EXERCISE INSTRUCTIONS – Your task is to repeat the entries exactly. Leave the pictures out.

[start of SUPPLIED INFORMATION]

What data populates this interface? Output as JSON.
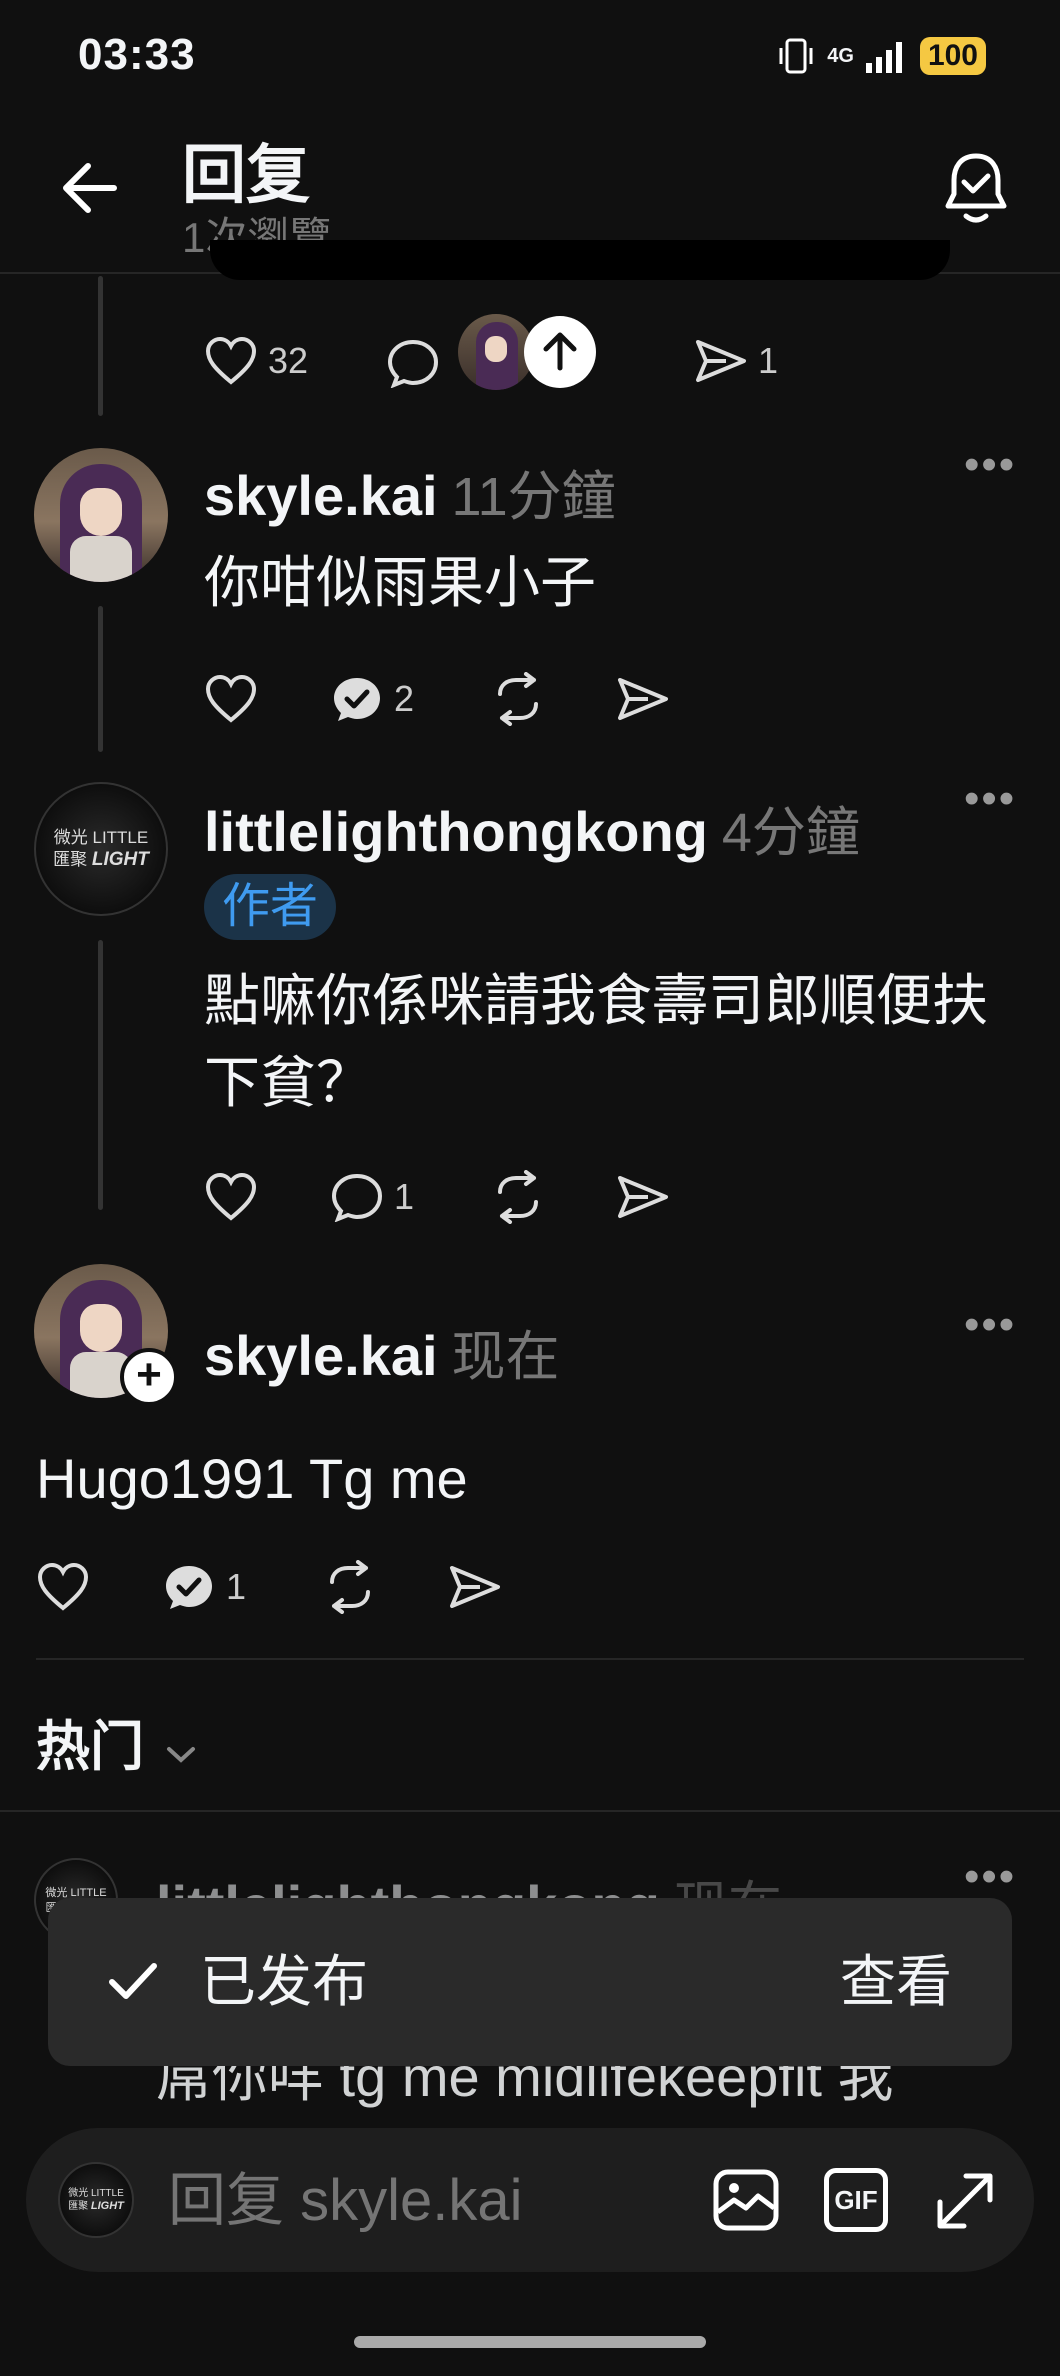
{
  "status_bar": {
    "time": "03:33",
    "network": "4G",
    "battery": "100",
    "icons": [
      "vibrate-icon",
      "signal-icon",
      "battery-icon"
    ]
  },
  "header": {
    "title": "回复",
    "subtitle": "1次瀏覽",
    "back_icon": "arrow-left-icon",
    "notify_icon": "bell-check-icon"
  },
  "top_actions": {
    "likes": "32",
    "shares": "1"
  },
  "posts": [
    {
      "username": "skyle.kai",
      "time": "11分鐘",
      "text": "你咁似雨果小子",
      "replies": "2"
    },
    {
      "username": "littlelighthongkong",
      "time": "4分鐘",
      "badge": "作者",
      "text_line1": "點嘛你係咪請我食壽司郎順便扶",
      "text_line2": "下貧？",
      "replies": "1",
      "avatar_text_cn1": "微光",
      "avatar_text_en1": "LITTLE",
      "avatar_text_cn2": "匯聚",
      "avatar_text_en2": "LIGHT"
    },
    {
      "username": "skyle.kai",
      "time": "现在",
      "text": "Hugo1991 Tg me",
      "replies": "1"
    }
  ],
  "popular": {
    "label": "热门",
    "preview_username": "littlelighthongkong",
    "preview_time": "现在",
    "preview_text": "屌你咩 tg me midlifekeepfit 我"
  },
  "toast": {
    "label": "已发布",
    "action": "查看"
  },
  "composer": {
    "placeholder": "回复 skyle.kai",
    "gif_label": "GIF"
  }
}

[end of SUPPLIED INFORMATION]

EXPECTED ANSWER –
What data populates this interface? Output as JSON.
{
  "status_bar": {
    "time": "03:33",
    "network": "4G",
    "battery": "100",
    "icons": [
      "vibrate-icon",
      "signal-icon",
      "battery-icon"
    ]
  },
  "header": {
    "title": "回复",
    "subtitle": "1次瀏覽",
    "back_icon": "arrow-left-icon",
    "notify_icon": "bell-check-icon"
  },
  "top_actions": {
    "likes": "32",
    "shares": "1"
  },
  "posts": [
    {
      "username": "skyle.kai",
      "time": "11分鐘",
      "text": "你咁似雨果小子",
      "replies": "2"
    },
    {
      "username": "littlelighthongkong",
      "time": "4分鐘",
      "badge": "作者",
      "text_line1": "點嘛你係咪請我食壽司郎順便扶",
      "text_line2": "下貧？",
      "replies": "1",
      "avatar_text_cn1": "微光",
      "avatar_text_en1": "LITTLE",
      "avatar_text_cn2": "匯聚",
      "avatar_text_en2": "LIGHT"
    },
    {
      "username": "skyle.kai",
      "time": "现在",
      "text": "Hugo1991 Tg me",
      "replies": "1"
    }
  ],
  "popular": {
    "label": "热门",
    "preview_username": "littlelighthongkong",
    "preview_time": "现在",
    "preview_text": "屌你咩 tg me midlifekeepfit 我"
  },
  "toast": {
    "label": "已发布",
    "action": "查看"
  },
  "composer": {
    "placeholder": "回复 skyle.kai",
    "gif_label": "GIF"
  }
}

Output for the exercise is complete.